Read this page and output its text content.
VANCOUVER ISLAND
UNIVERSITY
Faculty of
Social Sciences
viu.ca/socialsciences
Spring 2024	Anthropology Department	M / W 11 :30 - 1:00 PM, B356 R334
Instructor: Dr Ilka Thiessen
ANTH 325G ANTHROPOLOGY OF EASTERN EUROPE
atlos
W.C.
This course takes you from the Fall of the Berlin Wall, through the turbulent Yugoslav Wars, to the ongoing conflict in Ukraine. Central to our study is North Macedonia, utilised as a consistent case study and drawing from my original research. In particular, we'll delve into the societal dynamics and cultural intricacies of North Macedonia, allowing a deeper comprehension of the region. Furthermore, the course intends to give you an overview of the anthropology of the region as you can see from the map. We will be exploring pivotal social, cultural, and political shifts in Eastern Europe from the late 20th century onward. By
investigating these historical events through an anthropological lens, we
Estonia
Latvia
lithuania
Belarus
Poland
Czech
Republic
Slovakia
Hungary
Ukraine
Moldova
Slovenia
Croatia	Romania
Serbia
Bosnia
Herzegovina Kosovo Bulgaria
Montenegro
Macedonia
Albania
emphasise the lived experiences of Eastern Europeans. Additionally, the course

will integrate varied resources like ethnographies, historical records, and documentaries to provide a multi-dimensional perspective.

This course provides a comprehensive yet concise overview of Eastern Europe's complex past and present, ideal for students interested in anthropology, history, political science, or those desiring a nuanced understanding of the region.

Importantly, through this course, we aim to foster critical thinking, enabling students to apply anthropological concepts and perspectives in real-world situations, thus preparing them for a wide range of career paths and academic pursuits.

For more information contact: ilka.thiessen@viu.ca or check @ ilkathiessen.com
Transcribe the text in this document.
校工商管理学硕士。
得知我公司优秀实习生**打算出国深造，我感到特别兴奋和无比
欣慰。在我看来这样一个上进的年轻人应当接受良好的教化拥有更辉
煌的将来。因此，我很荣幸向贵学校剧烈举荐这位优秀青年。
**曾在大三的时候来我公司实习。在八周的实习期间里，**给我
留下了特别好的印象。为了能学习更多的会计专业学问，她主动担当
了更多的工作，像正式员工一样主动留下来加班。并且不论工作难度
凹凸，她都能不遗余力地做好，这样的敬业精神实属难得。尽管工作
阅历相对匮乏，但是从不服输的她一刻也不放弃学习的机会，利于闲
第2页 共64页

------

Make an exact copy of every line from the one with "Transcribe the text in this document." to the end of the data, with the first and last of those lines included.

## Task answer
Transcribe the text in this document.
校工商管理学硕士。
得知我公司优秀实习生**打算出国深造，我感到特别兴奋和无比
欣慰。在我看来这样一个上进的年轻人应当接受良好的教化拥有更辉
煌的将来。因此，我很荣幸向贵学校剧烈举荐这位优秀青年。
**曾在大三的时候来我公司实习。在八周的实习期间里，**给我
留下了特别好的印象。为了能学习更多的会计专业学问，她主动担当
了更多的工作，像正式员工一样主动留下来加班。并且不论工作难度
凹凸，她都能不遗余力地做好，这样的敬业精神实属难得。尽管工作
阅历相对匮乏，但是从不服输的她一刻也不放弃学习的机会，利于闲
第2页 共64页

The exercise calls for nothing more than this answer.